• **STORED ROWS**
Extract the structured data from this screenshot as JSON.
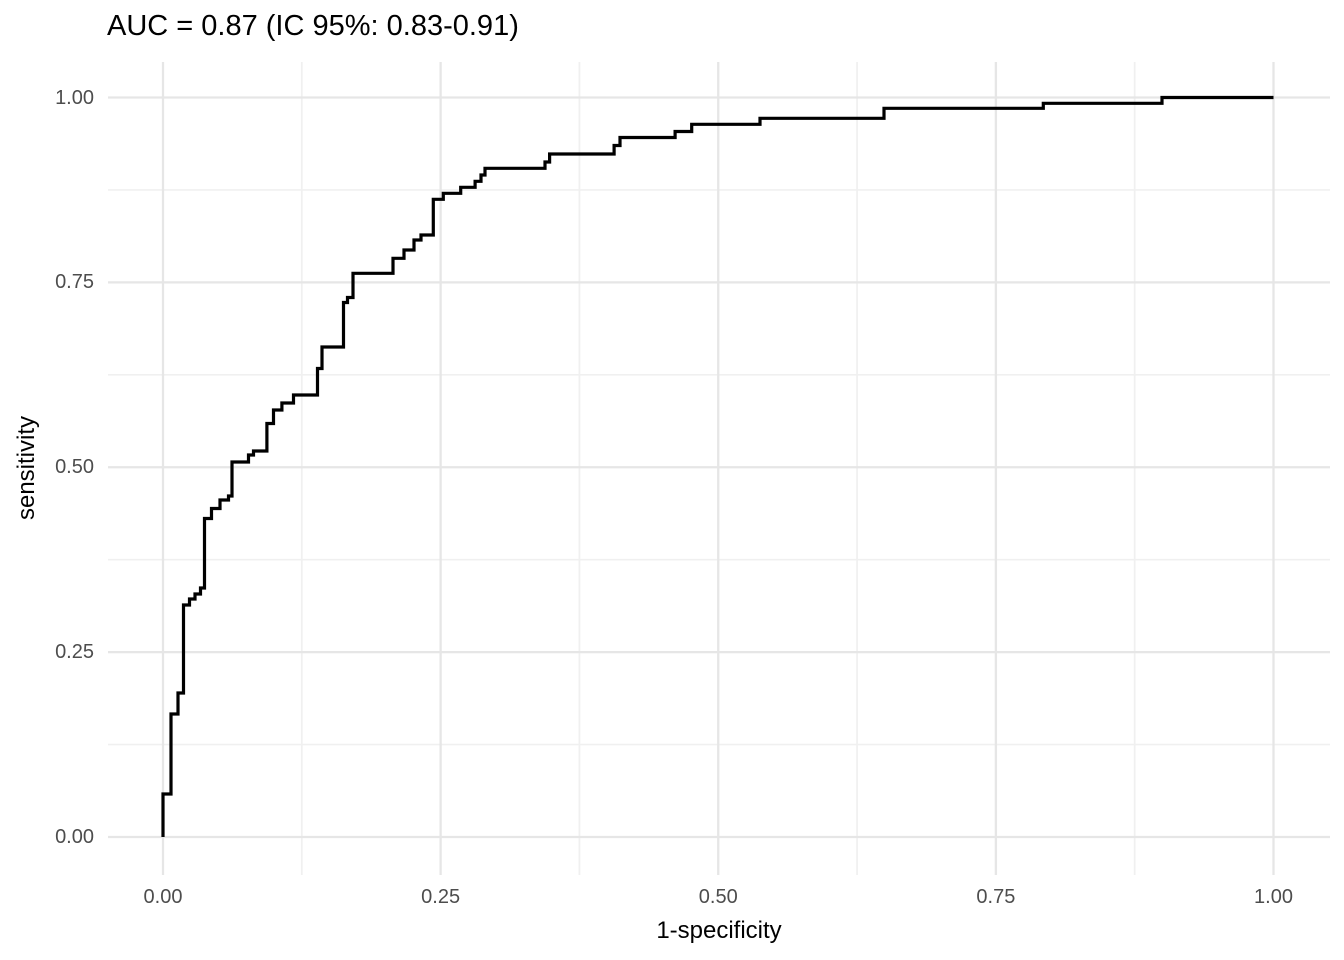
{
  "chart_data": {
    "type": "line",
    "subtype": "roc-step-curve",
    "title": "AUC = 0.87 (IC 95%: 0.83-0.91)",
    "xlabel": "1-specificity",
    "ylabel": "sensitivity",
    "auc": "0.87",
    "ci_95_low": "0.83",
    "ci_95_high": "0.91",
    "xlim": [
      0,
      1
    ],
    "ylim": [
      0,
      1
    ],
    "x_ticks": [
      {
        "value": 0.0,
        "label": "0.00"
      },
      {
        "value": 0.25,
        "label": "0.25"
      },
      {
        "value": 0.5,
        "label": "0.50"
      },
      {
        "value": 0.75,
        "label": "0.75"
      },
      {
        "value": 1.0,
        "label": "1.00"
      }
    ],
    "y_ticks": [
      {
        "value": 0.0,
        "label": "0.00"
      },
      {
        "value": 0.25,
        "label": "0.25"
      },
      {
        "value": 0.5,
        "label": "0.50"
      },
      {
        "value": 0.75,
        "label": "0.75"
      },
      {
        "value": 1.0,
        "label": "1.00"
      }
    ],
    "grid": {
      "major_x": [
        0.0,
        0.25,
        0.5,
        0.75,
        1.0
      ],
      "minor_x": [
        0.125,
        0.375,
        0.625,
        0.875
      ],
      "major_y": [
        0.0,
        0.25,
        0.5,
        0.75,
        1.0
      ],
      "minor_y": [
        0.125,
        0.375,
        0.625,
        0.875
      ],
      "major_color": "#e6e6e6",
      "minor_color": "#f0f0f0"
    },
    "legend": "none",
    "background_color": "#ffffff",
    "line_color": "#000000",
    "tick_label_color": "#4d4d4d",
    "curve_points": [
      [
        0.0,
        0.0
      ],
      [
        0.0,
        0.0581
      ],
      [
        0.0072,
        0.0581
      ],
      [
        0.0072,
        0.1663
      ],
      [
        0.0135,
        0.1663
      ],
      [
        0.0135,
        0.1947
      ],
      [
        0.0185,
        0.1947
      ],
      [
        0.0185,
        0.3137
      ],
      [
        0.0239,
        0.3137
      ],
      [
        0.0239,
        0.3218
      ],
      [
        0.0288,
        0.3218
      ],
      [
        0.0288,
        0.3286
      ],
      [
        0.0338,
        0.3286
      ],
      [
        0.0338,
        0.3367
      ],
      [
        0.0374,
        0.3367
      ],
      [
        0.0374,
        0.4307
      ],
      [
        0.0437,
        0.4307
      ],
      [
        0.0437,
        0.4442
      ],
      [
        0.0513,
        0.4442
      ],
      [
        0.0513,
        0.4557
      ],
      [
        0.059,
        0.4557
      ],
      [
        0.059,
        0.4611
      ],
      [
        0.0621,
        0.4611
      ],
      [
        0.0621,
        0.5071
      ],
      [
        0.077,
        0.5071
      ],
      [
        0.077,
        0.5165
      ],
      [
        0.0815,
        0.5165
      ],
      [
        0.0815,
        0.522
      ],
      [
        0.0936,
        0.522
      ],
      [
        0.0936,
        0.5591
      ],
      [
        0.0995,
        0.5591
      ],
      [
        0.0995,
        0.5774
      ],
      [
        0.1071,
        0.5774
      ],
      [
        0.1071,
        0.5869
      ],
      [
        0.1175,
        0.5869
      ],
      [
        0.1175,
        0.5977
      ],
      [
        0.1391,
        0.5977
      ],
      [
        0.1391,
        0.6335
      ],
      [
        0.1432,
        0.6335
      ],
      [
        0.1432,
        0.6626
      ],
      [
        0.1625,
        0.6626
      ],
      [
        0.1625,
        0.7228
      ],
      [
        0.1661,
        0.7228
      ],
      [
        0.1661,
        0.7295
      ],
      [
        0.1711,
        0.7295
      ],
      [
        0.1711,
        0.7623
      ],
      [
        0.2071,
        0.7623
      ],
      [
        0.2071,
        0.7825
      ],
      [
        0.217,
        0.7825
      ],
      [
        0.217,
        0.7938
      ],
      [
        0.226,
        0.7938
      ],
      [
        0.226,
        0.8073
      ],
      [
        0.2323,
        0.8073
      ],
      [
        0.2323,
        0.8141
      ],
      [
        0.2434,
        0.8141
      ],
      [
        0.2434,
        0.8623
      ],
      [
        0.2524,
        0.8623
      ],
      [
        0.2524,
        0.8705
      ],
      [
        0.2681,
        0.8705
      ],
      [
        0.2681,
        0.8786
      ],
      [
        0.281,
        0.8786
      ],
      [
        0.281,
        0.8867
      ],
      [
        0.2864,
        0.8867
      ],
      [
        0.2864,
        0.8952
      ],
      [
        0.29,
        0.8952
      ],
      [
        0.29,
        0.9043
      ],
      [
        0.344,
        0.9043
      ],
      [
        0.344,
        0.9128
      ],
      [
        0.3481,
        0.9128
      ],
      [
        0.3481,
        0.9236
      ],
      [
        0.4062,
        0.9236
      ],
      [
        0.4062,
        0.9351
      ],
      [
        0.4115,
        0.9351
      ],
      [
        0.4115,
        0.9459
      ],
      [
        0.4611,
        0.9459
      ],
      [
        0.4611,
        0.954
      ],
      [
        0.4761,
        0.954
      ],
      [
        0.4761,
        0.9638
      ],
      [
        0.5376,
        0.9638
      ],
      [
        0.5376,
        0.9719
      ],
      [
        0.6493,
        0.9719
      ],
      [
        0.6493,
        0.9854
      ],
      [
        0.7927,
        0.9854
      ],
      [
        0.7927,
        0.9922
      ],
      [
        0.8996,
        0.9922
      ],
      [
        0.8996,
        1.0
      ],
      [
        1.0,
        1.0
      ]
    ]
  }
}
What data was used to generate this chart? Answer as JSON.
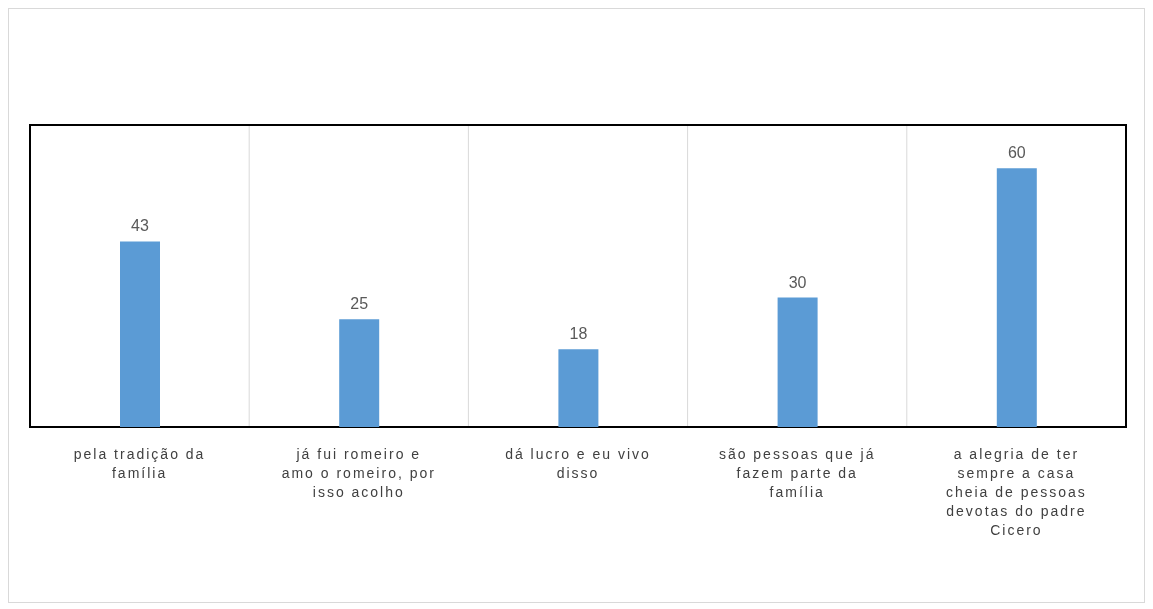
{
  "chart_data": {
    "type": "bar",
    "categories": [
      "pela tradição da família",
      "já fui romeiro e amo o romeiro, por isso acolho",
      "dá lucro e eu vivo disso",
      "são pessoas que já fazem parte da família",
      "a alegria de ter sempre a casa cheia de pessoas devotas do padre Cicero"
    ],
    "values": [
      43,
      25,
      18,
      30,
      60
    ],
    "color": "#5b9bd5",
    "data_labels": true,
    "grid": "x",
    "tick_labels": "x"
  }
}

• **REQUIREMENT**
Track down every line of the material containing the string "this", and copy it.

• **IN RESPONSE**
Extract the structured data from this screenshot as JSON.
What data was used to generate this chart? Answer as JSON.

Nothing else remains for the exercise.